TASK DESCRIPTION =
Copy out every line exactly as given.

EXTRACTED MATERIAL =
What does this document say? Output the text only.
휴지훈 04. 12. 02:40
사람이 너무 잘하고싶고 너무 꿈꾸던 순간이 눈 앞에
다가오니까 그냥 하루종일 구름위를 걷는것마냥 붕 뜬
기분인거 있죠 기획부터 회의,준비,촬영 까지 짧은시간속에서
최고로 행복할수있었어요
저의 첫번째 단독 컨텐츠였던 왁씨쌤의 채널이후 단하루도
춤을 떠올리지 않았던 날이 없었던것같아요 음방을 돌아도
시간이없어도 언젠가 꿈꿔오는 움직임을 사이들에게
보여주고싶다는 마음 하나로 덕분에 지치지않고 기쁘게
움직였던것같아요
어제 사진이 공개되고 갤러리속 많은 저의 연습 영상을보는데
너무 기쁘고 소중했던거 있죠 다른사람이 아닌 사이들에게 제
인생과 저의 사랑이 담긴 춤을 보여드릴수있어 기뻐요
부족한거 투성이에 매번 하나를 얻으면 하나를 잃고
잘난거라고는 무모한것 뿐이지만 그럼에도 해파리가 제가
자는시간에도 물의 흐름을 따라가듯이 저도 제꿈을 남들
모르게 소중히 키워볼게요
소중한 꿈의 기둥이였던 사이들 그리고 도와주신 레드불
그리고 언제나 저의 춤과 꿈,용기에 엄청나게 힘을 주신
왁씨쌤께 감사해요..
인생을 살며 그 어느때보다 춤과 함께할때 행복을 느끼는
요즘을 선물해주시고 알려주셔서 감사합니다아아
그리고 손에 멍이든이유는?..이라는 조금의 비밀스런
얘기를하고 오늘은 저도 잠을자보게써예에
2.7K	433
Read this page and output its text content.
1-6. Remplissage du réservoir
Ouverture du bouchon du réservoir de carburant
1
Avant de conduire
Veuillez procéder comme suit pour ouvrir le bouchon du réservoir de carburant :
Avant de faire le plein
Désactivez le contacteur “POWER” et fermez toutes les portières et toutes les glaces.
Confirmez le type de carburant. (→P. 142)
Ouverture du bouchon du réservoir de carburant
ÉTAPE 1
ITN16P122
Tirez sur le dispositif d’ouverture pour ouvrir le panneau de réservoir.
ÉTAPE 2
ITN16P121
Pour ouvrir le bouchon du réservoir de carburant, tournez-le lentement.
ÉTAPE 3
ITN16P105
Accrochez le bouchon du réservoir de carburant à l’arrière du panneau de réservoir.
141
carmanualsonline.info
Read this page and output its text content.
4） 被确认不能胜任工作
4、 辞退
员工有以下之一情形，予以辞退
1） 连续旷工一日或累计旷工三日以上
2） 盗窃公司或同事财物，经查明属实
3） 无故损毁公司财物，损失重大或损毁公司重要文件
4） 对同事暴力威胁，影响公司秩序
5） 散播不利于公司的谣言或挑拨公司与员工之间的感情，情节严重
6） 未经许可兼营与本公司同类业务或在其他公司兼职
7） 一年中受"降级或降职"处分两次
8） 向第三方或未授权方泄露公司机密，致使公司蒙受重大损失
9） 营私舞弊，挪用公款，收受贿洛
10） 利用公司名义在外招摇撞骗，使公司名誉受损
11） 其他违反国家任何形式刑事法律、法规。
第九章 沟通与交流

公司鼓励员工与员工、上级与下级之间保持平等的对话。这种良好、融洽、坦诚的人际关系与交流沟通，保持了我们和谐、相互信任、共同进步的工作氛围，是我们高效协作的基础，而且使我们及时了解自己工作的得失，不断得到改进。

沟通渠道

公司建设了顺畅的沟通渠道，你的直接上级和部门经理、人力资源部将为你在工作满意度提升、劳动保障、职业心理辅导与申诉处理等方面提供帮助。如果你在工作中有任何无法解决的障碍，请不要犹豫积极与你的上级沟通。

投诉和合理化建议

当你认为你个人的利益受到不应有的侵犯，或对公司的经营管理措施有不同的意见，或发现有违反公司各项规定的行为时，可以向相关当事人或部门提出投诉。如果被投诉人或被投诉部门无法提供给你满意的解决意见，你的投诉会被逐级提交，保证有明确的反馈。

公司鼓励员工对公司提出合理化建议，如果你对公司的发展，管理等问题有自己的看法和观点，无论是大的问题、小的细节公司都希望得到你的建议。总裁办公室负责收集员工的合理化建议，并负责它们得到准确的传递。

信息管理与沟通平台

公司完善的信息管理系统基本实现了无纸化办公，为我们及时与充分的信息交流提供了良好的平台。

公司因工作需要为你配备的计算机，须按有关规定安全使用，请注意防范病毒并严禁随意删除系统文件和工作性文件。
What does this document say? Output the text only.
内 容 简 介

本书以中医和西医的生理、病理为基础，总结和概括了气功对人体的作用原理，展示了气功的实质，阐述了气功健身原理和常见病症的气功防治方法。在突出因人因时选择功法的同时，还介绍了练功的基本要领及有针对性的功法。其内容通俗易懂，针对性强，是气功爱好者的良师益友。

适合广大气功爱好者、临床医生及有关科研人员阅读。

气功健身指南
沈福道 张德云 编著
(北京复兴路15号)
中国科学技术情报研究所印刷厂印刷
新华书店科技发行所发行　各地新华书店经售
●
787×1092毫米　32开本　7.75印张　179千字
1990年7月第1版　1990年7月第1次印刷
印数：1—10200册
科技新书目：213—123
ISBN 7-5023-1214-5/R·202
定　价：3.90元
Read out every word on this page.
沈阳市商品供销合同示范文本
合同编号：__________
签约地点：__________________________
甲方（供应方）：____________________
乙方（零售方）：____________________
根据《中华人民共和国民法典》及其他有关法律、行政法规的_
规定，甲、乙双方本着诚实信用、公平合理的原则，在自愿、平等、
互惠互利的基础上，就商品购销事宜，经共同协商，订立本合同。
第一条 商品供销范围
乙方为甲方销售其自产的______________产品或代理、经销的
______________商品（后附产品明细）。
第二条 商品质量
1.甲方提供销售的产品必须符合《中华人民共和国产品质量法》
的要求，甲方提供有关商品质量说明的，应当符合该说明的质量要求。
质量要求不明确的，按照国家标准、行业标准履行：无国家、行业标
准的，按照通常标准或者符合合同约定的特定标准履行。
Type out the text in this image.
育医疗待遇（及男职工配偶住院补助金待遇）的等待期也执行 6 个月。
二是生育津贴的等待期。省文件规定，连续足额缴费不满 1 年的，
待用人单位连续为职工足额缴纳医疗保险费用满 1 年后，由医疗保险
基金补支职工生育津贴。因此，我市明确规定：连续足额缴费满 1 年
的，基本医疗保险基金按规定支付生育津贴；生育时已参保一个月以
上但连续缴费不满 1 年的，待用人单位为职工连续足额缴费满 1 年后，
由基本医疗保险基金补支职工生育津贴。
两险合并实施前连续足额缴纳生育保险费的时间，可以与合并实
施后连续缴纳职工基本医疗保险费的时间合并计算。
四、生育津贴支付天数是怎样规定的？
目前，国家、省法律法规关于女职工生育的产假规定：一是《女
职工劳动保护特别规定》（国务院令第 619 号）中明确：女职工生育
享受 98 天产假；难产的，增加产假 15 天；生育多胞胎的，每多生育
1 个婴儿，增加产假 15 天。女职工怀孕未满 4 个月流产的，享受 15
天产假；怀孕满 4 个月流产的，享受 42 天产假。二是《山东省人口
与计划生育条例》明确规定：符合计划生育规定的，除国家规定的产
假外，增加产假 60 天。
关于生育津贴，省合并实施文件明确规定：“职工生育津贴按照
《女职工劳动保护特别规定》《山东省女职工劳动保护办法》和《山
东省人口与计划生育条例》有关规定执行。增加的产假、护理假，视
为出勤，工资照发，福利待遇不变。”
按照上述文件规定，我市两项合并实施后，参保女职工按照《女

RESPONSE FOR THIS EXERCISE =
What does this document say? Output the text only.
휴지훈 04. 12. 02:40
사람이 너무 잘하고싶고 너무 꿈꾸던 순간이 눈 앞에
다가오니까 그냥 하루종일 구름위를 걷는것마냥 붕 뜬
기분인거 있죠 기획부터 회의,준비,촬영 까지 짧은시간속에서
최고로 행복할수있었어요
저의 첫번째 단독 컨텐츠였던 왁씨쌤의 채널이후 단하루도
춤을 떠올리지 않았던 날이 없었던것같아요 음방을 돌아도
시간이없어도 언젠가 꿈꿔오는 움직임을 사이들에게
보여주고싶다는 마음 하나로 덕분에 지치지않고 기쁘게
움직였던것같아요
어제 사진이 공개되고 갤러리속 많은 저의 연습 영상을보는데
너무 기쁘고 소중했던거 있죠 다른사람이 아닌 사이들에게 제
인생과 저의 사랑이 담긴 춤을 보여드릴수있어 기뻐요
부족한거 투성이에 매번 하나를 얻으면 하나를 잃고
잘난거라고는 무모한것 뿐이지만 그럼에도 해파리가 제가
자는시간에도 물의 흐름을 따라가듯이 저도 제꿈을 남들
모르게 소중히 키워볼게요
소중한 꿈의 기둥이였던 사이들 그리고 도와주신 레드불
그리고 언제나 저의 춤과 꿈,용기에 엄청나게 힘을 주신
왁씨쌤께 감사해요..
인생을 살며 그 어느때보다 춤과 함께할때 행복을 느끼는
요즘을 선물해주시고 알려주셔서 감사합니다아아
그리고 손에 멍이든이유는?..이라는 조금의 비밀스런
얘기를하고 오늘은 저도 잠을자보게써예에
2.7K	433
Read this page and output its text content.
1-6. Remplissage du réservoir
Ouverture du bouchon du réservoir de carburant
1
Avant de conduire
Veuillez procéder comme suit pour ouvrir le bouchon du réservoir de carburant :
Avant de faire le plein
Désactivez le contacteur “POWER” et fermez toutes les portières et toutes les glaces.
Confirmez le type de carburant. (→P. 142)
Ouverture du bouchon du réservoir de carburant
ÉTAPE 1
ITN16P122
Tirez sur le dispositif d’ouverture pour ouvrir le panneau de réservoir.
ÉTAPE 2
ITN16P121
Pour ouvrir le bouchon du réservoir de carburant, tournez-le lentement.
ÉTAPE 3
ITN16P105
Accrochez le bouchon du réservoir de carburant à l’arrière du panneau de réservoir.
141
carmanualsonline.info
Read this page and output its text content.
4） 被确认不能胜任工作
4、 辞退
员工有以下之一情形，予以辞退
1） 连续旷工一日或累计旷工三日以上
2） 盗窃公司或同事财物，经查明属实
3） 无故损毁公司财物，损失重大或损毁公司重要文件
4） 对同事暴力威胁，影响公司秩序
5） 散播不利于公司的谣言或挑拨公司与员工之间的感情，情节严重
6） 未经许可兼营与本公司同类业务或在其他公司兼职
7） 一年中受"降级或降职"处分两次
8） 向第三方或未授权方泄露公司机密，致使公司蒙受重大损失
9） 营私舞弊，挪用公款，收受贿洛
10） 利用公司名义在外招摇撞骗，使公司名誉受损
11） 其他违反国家任何形式刑事法律、法规。
第九章 沟通与交流

公司鼓励员工与员工、上级与下级之间保持平等的对话。这种良好、融洽、坦诚的人际关系与交流沟通，保持了我们和谐、相互信任、共同进步的工作氛围，是我们高效协作的基础，而且使我们及时了解自己工作的得失，不断得到改进。

沟通渠道

公司建设了顺畅的沟通渠道，你的直接上级和部门经理、人力资源部将为你在工作满意度提升、劳动保障、职业心理辅导与申诉处理等方面提供帮助。如果你在工作中有任何无法解决的障碍，请不要犹豫积极与你的上级沟通。

投诉和合理化建议

当你认为你个人的利益受到不应有的侵犯，或对公司的经营管理措施有不同的意见，或发现有违反公司各项规定的行为时，可以向相关当事人或部门提出投诉。如果被投诉人或被投诉部门无法提供给你满意的解决意见，你的投诉会被逐级提交，保证有明确的反馈。

公司鼓励员工对公司提出合理化建议，如果你对公司的发展，管理等问题有自己的看法和观点，无论是大的问题、小的细节公司都希望得到你的建议。总裁办公室负责收集员工的合理化建议，并负责它们得到准确的传递。

信息管理与沟通平台

公司完善的信息管理系统基本实现了无纸化办公，为我们及时与充分的信息交流提供了良好的平台。

公司因工作需要为你配备的计算机，须按有关规定安全使用，请注意防范病毒并严禁随意删除系统文件和工作性文件。
What does this document say? Output the text only.
内 容 简 介

本书以中医和西医的生理、病理为基础，总结和概括了气功对人体的作用原理，展示了气功的实质，阐述了气功健身原理和常见病症的气功防治方法。在突出因人因时选择功法的同时，还介绍了练功的基本要领及有针对性的功法。其内容通俗易懂，针对性强，是气功爱好者的良师益友。

适合广大气功爱好者、临床医生及有关科研人员阅读。

气功健身指南
沈福道 张德云 编著
(北京复兴路15号)
中国科学技术情报研究所印刷厂印刷
新华书店科技发行所发行　各地新华书店经售
●
787×1092毫米　32开本　7.75印张　179千字
1990年7月第1版　1990年7月第1次印刷
印数：1—10200册
科技新书目：213—123
ISBN 7-5023-1214-5/R·202
定　价：3.90元
Read out every word on this page.
沈阳市商品供销合同示范文本
合同编号：__________
签约地点：__________________________
甲方（供应方）：____________________
乙方（零售方）：____________________
根据《中华人民共和国民法典》及其他有关法律、行政法规的_
规定，甲、乙双方本着诚实信用、公平合理的原则，在自愿、平等、
互惠互利的基础上，就商品购销事宜，经共同协商，订立本合同。
第一条 商品供销范围
乙方为甲方销售其自产的______________产品或代理、经销的
______________商品（后附产品明细）。
第二条 商品质量
1.甲方提供销售的产品必须符合《中华人民共和国产品质量法》
的要求，甲方提供有关商品质量说明的，应当符合该说明的质量要求。
质量要求不明确的，按照国家标准、行业标准履行：无国家、行业标
准的，按照通常标准或者符合合同约定的特定标准履行。
Type out the text in this image.
育医疗待遇（及男职工配偶住院补助金待遇）的等待期也执行 6 个月。
二是生育津贴的等待期。省文件规定，连续足额缴费不满 1 年的，
待用人单位连续为职工足额缴纳医疗保险费用满 1 年后，由医疗保险
基金补支职工生育津贴。因此，我市明确规定：连续足额缴费满 1 年
的，基本医疗保险基金按规定支付生育津贴；生育时已参保一个月以
上但连续缴费不满 1 年的，待用人单位为职工连续足额缴费满 1 年后，
由基本医疗保险基金补支职工生育津贴。
两险合并实施前连续足额缴纳生育保险费的时间，可以与合并实
施后连续缴纳职工基本医疗保险费的时间合并计算。
四、生育津贴支付天数是怎样规定的？
目前，国家、省法律法规关于女职工生育的产假规定：一是《女
职工劳动保护特别规定》（国务院令第 619 号）中明确：女职工生育
享受 98 天产假；难产的，增加产假 15 天；生育多胞胎的，每多生育
1 个婴儿，增加产假 15 天。女职工怀孕未满 4 个月流产的，享受 15
天产假；怀孕满 4 个月流产的，享受 42 天产假。二是《山东省人口
与计划生育条例》明确规定：符合计划生育规定的，除国家规定的产
假外，增加产假 60 天。
关于生育津贴，省合并实施文件明确规定：“职工生育津贴按照
《女职工劳动保护特别规定》《山东省女职工劳动保护办法》和《山
东省人口与计划生育条例》有关规定执行。增加的产假、护理假，视
为出勤，工资照发，福利待遇不变。”
按照上述文件规定，我市两项合并实施后，参保女职工按照《女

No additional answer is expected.